### Data provided ###

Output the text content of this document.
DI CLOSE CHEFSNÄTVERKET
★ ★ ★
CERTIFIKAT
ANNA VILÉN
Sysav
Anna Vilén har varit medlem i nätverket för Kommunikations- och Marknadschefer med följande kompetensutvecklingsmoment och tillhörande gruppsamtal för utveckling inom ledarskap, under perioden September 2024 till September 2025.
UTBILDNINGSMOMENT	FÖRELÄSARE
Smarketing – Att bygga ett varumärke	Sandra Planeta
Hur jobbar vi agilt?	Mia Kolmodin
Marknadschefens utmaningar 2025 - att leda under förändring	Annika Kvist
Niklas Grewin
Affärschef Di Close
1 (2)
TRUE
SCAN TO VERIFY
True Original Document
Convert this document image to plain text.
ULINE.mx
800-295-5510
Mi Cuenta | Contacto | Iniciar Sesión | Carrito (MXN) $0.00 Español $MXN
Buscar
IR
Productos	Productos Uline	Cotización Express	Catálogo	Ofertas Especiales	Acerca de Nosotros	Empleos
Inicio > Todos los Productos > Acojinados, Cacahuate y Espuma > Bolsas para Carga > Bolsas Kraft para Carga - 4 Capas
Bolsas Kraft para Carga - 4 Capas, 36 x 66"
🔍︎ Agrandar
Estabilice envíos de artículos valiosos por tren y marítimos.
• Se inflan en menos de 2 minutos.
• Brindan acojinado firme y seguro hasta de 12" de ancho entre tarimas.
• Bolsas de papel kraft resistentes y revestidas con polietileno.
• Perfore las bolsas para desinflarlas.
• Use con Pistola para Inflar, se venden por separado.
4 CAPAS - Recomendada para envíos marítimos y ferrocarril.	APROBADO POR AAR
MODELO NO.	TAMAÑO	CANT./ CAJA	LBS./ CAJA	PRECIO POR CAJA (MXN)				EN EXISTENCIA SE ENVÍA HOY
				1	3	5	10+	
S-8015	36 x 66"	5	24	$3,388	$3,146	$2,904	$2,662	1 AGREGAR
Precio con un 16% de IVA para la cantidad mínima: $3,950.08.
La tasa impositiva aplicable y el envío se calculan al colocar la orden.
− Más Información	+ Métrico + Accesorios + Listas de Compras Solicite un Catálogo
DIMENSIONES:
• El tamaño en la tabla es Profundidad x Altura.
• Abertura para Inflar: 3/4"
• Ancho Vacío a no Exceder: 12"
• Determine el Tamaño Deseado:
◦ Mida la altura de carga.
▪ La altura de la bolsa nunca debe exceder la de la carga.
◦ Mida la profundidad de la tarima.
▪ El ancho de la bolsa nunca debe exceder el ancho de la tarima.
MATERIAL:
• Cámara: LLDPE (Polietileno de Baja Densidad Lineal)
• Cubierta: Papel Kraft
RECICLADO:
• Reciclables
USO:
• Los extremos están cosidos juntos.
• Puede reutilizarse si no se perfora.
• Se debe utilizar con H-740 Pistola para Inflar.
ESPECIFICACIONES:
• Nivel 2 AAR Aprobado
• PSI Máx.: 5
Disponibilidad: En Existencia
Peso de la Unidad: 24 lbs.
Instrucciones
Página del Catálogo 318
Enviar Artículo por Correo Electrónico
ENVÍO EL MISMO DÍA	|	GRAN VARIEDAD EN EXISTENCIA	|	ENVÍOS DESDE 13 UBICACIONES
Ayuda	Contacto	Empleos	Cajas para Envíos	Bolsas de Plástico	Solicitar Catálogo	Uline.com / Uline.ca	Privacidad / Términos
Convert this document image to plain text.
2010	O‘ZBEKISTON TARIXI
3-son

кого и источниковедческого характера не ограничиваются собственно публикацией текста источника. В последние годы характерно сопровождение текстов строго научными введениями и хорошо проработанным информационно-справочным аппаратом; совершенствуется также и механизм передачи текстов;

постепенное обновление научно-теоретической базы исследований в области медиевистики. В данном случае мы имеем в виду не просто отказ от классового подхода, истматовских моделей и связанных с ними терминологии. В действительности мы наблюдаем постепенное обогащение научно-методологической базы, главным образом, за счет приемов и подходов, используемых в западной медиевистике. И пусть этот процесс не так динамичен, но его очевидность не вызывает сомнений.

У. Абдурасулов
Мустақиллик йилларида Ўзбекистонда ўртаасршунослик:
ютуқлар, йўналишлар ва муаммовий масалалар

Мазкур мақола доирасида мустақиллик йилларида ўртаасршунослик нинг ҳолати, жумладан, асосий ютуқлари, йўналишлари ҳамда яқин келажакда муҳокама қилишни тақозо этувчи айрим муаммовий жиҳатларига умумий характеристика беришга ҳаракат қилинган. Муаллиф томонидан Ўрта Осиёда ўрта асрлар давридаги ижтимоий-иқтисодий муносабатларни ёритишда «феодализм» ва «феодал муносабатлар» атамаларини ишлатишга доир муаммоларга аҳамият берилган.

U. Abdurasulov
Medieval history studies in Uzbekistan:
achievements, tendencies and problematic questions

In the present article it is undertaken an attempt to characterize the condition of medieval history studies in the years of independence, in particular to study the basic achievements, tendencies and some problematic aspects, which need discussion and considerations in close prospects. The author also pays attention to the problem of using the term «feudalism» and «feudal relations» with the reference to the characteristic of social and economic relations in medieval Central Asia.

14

###

:: Do this ::
Which lines in the data above contain "йилларида"? Show each one.

:: Completed task ::
Мустақиллик йилларида Ўзбекистонда ўртаасршунослик:
Мазкур мақола доирасида мустақиллик йилларида ўртаасршунослик нинг ҳолати, жумладан, асосий ютуқлари, йўналишлари ҳамда яқин келажакда муҳокама қилишни тақозо этувчи айрим муаммовий жиҳатларига умумий характеристика беришга ҳаракат қилинган. Муаллиф томонидан Ўрта Осиёда ўрта асрлар давридаги ижтимоий-иқтисодий муносабатларни ёритишда «феодализм» ва «феодал муносабатлар» атамаларини ишлатишга доир муаммоларга аҳамият берилган.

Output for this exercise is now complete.